◆ Exercise task
Your task is to copy every line of the entries that contains "земли".

Extracted records:
++++++++++++++++++++

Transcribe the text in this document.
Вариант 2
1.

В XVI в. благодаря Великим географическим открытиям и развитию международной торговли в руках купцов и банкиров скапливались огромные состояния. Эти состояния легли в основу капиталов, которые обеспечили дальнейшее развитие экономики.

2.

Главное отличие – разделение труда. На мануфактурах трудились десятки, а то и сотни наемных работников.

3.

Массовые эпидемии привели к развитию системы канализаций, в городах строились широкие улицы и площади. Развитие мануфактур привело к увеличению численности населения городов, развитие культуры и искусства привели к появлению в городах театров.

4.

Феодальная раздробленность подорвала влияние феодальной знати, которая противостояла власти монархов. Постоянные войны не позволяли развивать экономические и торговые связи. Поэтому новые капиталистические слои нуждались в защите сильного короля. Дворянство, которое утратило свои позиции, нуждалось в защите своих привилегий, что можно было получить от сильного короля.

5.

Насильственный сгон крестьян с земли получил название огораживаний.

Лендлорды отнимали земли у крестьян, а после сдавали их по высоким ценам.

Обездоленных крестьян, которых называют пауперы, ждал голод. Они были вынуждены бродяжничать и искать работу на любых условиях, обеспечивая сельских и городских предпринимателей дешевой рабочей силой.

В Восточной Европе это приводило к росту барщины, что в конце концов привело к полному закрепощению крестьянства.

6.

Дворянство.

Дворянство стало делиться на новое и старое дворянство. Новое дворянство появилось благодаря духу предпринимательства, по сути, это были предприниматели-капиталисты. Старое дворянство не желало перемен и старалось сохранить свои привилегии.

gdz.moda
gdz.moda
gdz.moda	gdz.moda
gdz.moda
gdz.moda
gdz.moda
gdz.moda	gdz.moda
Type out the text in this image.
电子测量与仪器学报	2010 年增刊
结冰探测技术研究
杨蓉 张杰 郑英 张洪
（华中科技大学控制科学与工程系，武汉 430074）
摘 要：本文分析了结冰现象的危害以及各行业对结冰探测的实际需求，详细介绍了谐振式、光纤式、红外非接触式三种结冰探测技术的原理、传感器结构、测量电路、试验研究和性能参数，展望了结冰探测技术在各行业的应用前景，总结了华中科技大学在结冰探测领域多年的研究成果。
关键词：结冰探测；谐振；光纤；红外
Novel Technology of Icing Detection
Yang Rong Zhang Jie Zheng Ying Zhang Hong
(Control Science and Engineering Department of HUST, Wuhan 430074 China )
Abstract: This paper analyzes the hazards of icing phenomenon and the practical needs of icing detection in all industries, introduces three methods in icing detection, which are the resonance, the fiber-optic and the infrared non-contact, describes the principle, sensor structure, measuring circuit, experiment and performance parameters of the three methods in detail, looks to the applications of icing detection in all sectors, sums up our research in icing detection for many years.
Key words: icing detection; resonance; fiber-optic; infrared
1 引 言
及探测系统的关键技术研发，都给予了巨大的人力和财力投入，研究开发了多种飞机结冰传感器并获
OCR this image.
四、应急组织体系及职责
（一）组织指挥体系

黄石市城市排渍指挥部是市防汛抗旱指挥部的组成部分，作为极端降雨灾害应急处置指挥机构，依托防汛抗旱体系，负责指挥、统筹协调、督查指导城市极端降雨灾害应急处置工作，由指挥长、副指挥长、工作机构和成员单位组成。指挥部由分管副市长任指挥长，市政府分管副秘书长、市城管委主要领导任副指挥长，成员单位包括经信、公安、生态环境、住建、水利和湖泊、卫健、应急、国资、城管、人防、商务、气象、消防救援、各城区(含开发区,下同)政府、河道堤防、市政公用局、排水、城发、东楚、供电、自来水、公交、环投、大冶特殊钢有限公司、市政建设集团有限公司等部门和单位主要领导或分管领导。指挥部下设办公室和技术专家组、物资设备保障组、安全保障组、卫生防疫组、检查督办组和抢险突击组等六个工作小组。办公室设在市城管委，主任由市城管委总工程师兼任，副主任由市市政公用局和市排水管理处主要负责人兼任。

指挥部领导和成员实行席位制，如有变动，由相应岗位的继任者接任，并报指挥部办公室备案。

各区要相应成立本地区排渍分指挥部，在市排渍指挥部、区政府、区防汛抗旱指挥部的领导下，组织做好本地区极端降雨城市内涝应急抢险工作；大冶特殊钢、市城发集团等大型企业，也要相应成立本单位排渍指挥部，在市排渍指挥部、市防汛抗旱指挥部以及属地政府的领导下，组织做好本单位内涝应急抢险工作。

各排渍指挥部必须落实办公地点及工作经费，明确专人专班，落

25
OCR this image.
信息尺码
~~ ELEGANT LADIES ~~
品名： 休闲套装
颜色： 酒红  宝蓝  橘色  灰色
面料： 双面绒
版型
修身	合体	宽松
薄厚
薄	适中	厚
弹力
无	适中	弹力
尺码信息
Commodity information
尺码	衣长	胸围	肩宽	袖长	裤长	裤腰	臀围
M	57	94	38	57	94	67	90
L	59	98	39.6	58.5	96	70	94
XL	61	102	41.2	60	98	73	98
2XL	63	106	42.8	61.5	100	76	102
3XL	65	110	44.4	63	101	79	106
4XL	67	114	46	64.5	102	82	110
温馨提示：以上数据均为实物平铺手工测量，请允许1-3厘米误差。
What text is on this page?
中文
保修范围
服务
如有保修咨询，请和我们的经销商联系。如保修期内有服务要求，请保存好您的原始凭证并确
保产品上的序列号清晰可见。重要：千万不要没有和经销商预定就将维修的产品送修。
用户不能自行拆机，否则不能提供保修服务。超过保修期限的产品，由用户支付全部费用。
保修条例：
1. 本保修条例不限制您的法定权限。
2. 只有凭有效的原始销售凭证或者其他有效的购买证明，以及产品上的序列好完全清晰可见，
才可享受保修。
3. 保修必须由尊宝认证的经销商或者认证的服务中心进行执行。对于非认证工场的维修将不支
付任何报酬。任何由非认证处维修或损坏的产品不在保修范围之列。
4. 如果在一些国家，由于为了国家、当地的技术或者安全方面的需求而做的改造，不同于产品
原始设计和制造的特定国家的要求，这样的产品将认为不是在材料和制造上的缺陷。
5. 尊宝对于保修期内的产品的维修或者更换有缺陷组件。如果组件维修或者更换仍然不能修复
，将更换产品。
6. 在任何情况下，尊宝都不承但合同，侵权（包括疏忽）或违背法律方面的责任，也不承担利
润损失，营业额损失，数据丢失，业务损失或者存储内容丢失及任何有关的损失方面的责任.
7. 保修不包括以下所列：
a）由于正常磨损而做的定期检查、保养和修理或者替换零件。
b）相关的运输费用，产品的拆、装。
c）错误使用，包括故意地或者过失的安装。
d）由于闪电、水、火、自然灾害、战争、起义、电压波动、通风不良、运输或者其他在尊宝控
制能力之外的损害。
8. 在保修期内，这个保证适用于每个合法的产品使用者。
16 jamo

++++++++++++++++++++

◆ Answer in full
Насильственный сгон крестьян с земли получил название огораживаний.
Лендлорды отнимали земли у крестьян, а после сдавали их по высоким ценам.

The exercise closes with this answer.